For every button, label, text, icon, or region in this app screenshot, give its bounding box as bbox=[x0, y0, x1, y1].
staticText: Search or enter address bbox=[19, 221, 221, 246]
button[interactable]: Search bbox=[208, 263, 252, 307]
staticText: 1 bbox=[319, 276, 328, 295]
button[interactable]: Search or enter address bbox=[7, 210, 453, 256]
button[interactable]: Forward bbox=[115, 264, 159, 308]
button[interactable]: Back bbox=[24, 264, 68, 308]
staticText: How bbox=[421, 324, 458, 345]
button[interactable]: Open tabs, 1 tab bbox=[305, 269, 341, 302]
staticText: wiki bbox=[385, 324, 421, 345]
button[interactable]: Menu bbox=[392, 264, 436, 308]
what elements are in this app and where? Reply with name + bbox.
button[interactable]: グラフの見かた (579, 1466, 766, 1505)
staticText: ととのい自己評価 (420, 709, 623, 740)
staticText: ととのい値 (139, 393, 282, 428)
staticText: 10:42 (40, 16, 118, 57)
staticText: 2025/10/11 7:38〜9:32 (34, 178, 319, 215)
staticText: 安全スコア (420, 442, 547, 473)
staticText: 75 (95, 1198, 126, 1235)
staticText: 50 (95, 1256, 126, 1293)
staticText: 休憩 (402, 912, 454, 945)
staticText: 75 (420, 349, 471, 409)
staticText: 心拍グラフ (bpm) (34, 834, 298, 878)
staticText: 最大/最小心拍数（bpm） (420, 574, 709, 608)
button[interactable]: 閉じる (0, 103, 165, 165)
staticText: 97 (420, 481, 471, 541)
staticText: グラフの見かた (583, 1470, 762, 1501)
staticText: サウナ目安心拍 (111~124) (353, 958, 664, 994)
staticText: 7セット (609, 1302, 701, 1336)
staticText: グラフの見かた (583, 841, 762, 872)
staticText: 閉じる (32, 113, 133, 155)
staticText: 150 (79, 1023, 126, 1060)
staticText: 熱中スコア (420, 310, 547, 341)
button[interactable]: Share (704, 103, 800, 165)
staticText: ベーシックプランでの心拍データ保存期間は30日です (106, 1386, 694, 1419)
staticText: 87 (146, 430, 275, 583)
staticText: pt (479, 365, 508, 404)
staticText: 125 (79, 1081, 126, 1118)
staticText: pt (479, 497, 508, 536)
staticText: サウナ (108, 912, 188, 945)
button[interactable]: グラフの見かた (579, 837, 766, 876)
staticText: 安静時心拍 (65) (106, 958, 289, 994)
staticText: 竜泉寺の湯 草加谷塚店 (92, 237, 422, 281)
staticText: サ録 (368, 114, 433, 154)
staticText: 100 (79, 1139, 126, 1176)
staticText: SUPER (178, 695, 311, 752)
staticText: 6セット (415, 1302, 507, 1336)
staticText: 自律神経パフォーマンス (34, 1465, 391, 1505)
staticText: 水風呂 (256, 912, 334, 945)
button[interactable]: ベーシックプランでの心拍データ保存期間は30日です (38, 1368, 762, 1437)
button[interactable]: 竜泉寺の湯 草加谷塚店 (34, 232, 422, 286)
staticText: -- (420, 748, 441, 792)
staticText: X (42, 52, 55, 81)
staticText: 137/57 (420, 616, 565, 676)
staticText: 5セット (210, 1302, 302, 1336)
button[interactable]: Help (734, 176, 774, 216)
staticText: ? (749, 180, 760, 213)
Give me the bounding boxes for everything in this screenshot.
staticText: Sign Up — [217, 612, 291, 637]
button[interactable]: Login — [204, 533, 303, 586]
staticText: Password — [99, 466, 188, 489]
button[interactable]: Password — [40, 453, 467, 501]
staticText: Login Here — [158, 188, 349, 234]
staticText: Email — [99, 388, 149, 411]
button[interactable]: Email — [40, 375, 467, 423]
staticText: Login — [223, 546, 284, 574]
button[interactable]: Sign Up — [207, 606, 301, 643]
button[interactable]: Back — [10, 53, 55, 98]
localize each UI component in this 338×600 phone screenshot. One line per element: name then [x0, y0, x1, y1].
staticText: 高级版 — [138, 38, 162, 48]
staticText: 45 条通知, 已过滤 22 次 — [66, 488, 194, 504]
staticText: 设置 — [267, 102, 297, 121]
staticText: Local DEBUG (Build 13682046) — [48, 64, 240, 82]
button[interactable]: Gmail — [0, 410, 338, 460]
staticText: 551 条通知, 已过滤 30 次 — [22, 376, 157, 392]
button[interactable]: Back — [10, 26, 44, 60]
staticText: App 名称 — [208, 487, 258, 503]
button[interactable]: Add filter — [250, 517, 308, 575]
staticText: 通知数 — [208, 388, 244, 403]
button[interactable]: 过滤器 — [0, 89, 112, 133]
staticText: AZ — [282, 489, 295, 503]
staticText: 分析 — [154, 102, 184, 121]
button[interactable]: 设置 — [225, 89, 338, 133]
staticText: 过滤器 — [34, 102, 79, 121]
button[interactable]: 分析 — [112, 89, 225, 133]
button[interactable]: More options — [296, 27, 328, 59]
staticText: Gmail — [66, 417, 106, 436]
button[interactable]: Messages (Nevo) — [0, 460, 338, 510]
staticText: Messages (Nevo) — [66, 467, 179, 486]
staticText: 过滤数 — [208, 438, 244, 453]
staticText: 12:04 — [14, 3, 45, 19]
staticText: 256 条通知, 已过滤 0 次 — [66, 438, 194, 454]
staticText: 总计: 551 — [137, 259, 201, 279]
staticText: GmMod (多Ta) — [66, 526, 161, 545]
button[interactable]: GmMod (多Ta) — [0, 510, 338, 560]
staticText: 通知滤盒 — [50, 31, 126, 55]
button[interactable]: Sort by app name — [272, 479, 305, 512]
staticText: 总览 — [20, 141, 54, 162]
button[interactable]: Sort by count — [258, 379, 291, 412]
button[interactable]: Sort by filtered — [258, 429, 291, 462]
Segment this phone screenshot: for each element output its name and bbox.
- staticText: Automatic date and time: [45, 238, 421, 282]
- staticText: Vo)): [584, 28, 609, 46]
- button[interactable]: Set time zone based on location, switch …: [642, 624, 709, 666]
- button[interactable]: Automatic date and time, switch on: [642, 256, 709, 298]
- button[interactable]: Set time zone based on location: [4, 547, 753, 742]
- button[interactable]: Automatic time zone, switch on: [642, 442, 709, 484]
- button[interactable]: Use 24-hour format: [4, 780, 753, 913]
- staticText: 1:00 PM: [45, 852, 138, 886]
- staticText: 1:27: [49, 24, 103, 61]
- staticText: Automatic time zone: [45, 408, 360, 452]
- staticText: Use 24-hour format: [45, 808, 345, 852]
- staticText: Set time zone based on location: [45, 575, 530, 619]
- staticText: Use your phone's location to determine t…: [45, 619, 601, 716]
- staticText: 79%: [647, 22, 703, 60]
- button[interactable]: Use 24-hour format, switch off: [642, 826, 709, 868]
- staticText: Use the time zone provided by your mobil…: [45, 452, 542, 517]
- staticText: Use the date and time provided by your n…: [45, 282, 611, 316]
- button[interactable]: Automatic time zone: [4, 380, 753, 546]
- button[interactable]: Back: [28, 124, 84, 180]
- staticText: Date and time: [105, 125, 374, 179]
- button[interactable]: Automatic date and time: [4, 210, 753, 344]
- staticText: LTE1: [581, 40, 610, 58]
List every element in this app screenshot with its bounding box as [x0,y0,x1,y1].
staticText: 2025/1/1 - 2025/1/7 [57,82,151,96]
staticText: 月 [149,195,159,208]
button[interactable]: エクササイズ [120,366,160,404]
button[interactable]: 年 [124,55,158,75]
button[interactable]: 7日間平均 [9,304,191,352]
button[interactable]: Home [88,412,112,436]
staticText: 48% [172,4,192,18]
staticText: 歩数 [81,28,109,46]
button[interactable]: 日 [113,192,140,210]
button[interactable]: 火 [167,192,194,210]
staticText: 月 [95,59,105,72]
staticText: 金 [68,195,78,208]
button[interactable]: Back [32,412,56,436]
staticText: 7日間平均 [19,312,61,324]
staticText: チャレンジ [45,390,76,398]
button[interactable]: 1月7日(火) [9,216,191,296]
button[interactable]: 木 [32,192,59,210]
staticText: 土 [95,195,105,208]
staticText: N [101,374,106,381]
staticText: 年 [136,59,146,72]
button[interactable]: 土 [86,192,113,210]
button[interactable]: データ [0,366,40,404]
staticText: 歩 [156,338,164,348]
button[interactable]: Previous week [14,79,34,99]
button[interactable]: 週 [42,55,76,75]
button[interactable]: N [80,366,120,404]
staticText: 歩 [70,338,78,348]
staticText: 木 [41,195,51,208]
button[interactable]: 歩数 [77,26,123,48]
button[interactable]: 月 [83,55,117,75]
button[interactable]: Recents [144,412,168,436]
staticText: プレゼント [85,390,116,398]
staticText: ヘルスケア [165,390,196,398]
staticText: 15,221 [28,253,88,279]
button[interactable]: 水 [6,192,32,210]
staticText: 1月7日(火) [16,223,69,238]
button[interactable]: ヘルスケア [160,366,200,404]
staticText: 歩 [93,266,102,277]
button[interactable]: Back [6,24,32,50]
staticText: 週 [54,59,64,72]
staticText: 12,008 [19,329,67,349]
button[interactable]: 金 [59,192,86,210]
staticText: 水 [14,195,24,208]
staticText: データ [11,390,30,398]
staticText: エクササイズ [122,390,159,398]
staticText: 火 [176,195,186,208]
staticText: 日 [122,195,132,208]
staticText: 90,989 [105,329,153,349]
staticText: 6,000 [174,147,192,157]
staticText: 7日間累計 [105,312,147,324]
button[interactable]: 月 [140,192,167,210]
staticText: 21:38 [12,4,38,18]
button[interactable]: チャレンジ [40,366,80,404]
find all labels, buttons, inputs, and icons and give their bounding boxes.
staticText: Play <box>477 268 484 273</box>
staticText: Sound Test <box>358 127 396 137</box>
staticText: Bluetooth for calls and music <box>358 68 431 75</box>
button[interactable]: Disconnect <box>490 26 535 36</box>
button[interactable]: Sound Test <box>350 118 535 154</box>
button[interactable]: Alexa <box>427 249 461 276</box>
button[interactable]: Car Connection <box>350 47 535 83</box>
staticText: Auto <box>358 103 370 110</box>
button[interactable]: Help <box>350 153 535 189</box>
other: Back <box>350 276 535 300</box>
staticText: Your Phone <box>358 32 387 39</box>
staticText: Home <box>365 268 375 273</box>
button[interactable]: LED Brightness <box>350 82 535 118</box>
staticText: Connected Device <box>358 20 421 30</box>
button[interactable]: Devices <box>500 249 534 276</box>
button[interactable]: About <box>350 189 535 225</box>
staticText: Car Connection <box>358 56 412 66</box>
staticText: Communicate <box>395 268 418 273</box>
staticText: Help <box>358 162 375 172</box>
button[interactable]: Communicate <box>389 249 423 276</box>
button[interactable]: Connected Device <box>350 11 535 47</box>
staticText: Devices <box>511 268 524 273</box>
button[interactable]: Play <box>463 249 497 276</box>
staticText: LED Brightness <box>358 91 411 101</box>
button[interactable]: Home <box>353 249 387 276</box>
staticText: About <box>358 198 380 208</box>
+ + + +
## OBJECTIVE
Can you repeat, without any change, the records from the very first line through the line containing "button[interactable]: Forward bbox=[115, 264, 159, 308]", including both of those lines?

## SOLUTION TO THE PROBLEM
For every button, label, text, icon, or region in this app screenshot, give its bounding box as bbox=[x0, y0, x1, y1].
staticText: Search or enter address bbox=[19, 221, 221, 246]
button[interactable]: Search bbox=[208, 263, 252, 307]
staticText: 1 bbox=[319, 276, 328, 295]
button[interactable]: Search or enter address bbox=[7, 210, 453, 256]
button[interactable]: Forward bbox=[115, 264, 159, 308]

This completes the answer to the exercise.